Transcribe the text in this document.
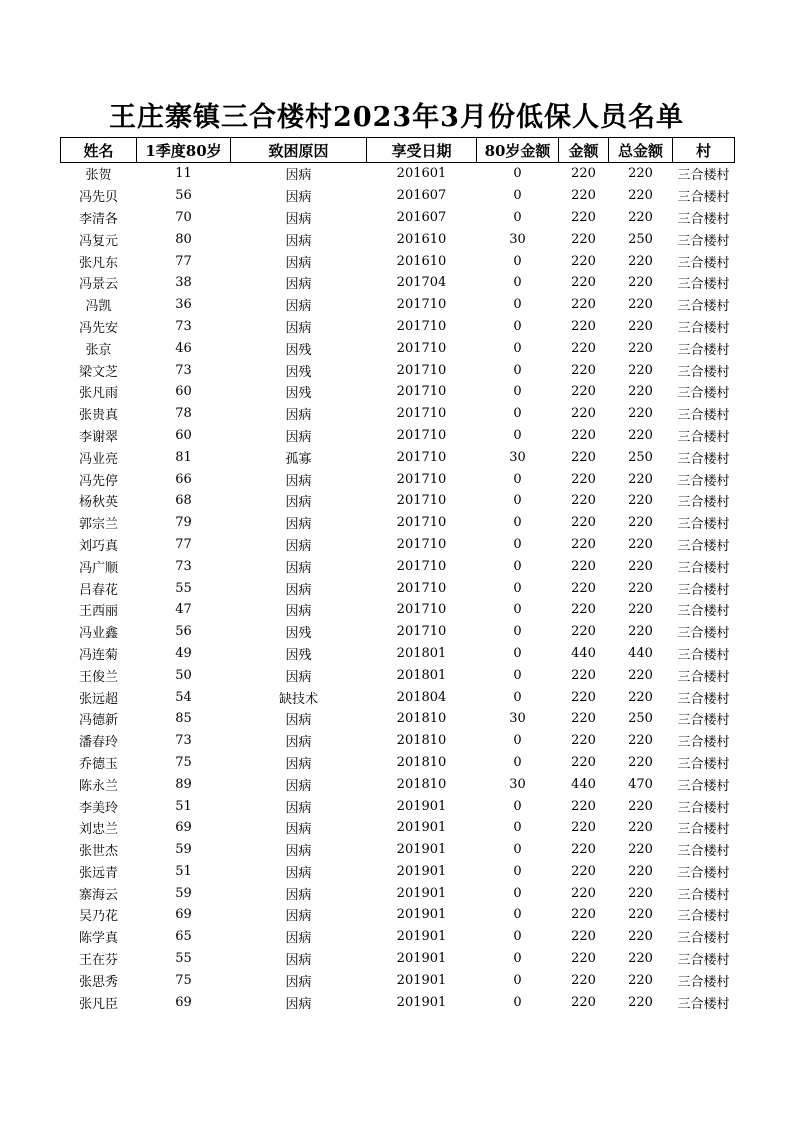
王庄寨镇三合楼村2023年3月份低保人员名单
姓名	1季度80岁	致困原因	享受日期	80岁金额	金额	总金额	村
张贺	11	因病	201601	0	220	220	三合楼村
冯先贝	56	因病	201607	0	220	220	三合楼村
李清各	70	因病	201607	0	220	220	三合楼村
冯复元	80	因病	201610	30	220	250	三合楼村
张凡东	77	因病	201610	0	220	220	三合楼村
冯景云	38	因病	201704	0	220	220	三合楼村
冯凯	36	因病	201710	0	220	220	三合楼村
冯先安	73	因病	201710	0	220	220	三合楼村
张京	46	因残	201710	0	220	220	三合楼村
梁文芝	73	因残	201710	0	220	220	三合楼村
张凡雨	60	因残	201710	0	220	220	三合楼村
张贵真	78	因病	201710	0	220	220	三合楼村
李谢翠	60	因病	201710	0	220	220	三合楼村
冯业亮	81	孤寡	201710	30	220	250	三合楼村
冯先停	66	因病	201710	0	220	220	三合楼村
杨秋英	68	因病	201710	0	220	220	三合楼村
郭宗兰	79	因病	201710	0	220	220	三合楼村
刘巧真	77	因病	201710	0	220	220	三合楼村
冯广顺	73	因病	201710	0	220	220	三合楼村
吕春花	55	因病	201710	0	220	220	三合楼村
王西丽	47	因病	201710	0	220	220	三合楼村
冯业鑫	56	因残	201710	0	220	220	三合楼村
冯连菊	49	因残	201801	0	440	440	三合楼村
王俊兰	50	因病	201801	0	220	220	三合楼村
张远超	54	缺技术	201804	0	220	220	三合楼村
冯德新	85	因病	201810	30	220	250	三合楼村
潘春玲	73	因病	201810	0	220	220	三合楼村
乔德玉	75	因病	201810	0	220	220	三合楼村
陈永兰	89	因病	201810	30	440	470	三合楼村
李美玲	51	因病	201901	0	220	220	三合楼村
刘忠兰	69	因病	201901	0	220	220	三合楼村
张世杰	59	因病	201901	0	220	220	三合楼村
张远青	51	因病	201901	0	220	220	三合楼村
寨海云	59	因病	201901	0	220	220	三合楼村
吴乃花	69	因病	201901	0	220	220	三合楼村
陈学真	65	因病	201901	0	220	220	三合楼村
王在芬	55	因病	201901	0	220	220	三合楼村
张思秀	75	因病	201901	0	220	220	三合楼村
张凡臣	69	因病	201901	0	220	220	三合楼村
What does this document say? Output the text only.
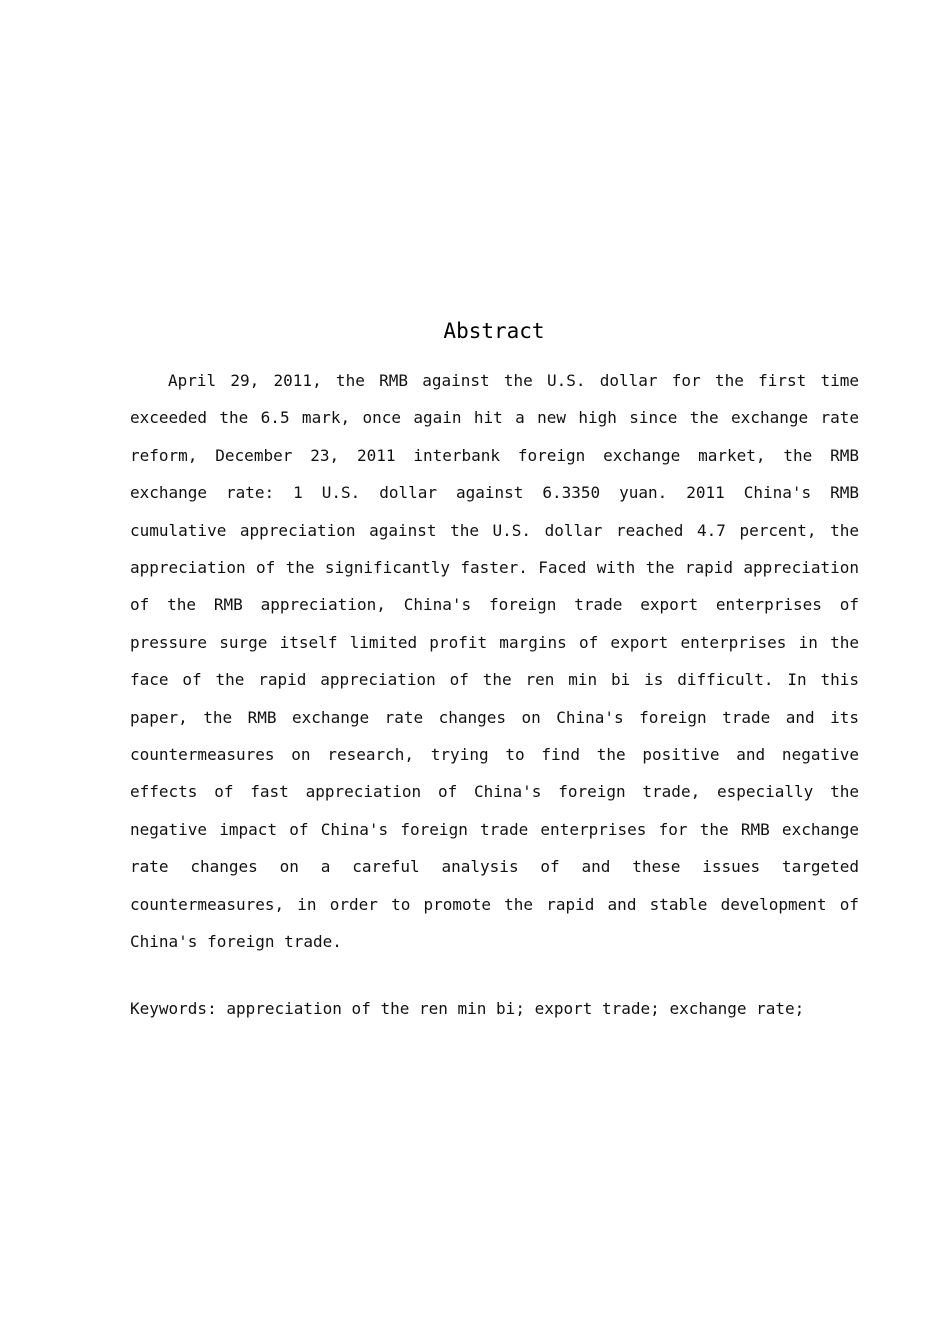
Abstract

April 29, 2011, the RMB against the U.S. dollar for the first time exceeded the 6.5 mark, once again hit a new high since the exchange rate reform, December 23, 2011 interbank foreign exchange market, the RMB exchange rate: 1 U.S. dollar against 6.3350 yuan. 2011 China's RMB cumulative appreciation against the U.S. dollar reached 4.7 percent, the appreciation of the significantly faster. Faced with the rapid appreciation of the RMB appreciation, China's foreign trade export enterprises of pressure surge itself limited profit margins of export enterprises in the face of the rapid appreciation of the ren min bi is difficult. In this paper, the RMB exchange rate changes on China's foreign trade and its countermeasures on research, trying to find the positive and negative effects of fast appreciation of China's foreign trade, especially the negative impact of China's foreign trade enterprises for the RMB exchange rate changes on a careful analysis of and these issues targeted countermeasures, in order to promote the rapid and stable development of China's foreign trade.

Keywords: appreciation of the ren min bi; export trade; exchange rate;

+ + + +

__WHAT IS BEING ASKED__:
Among the lines of the material, find those that hold the word "text" and copy them.

__RESPONSE TO THE EXERCISE__:
Transcribe the text in this document.
What does this document say? Output the text only.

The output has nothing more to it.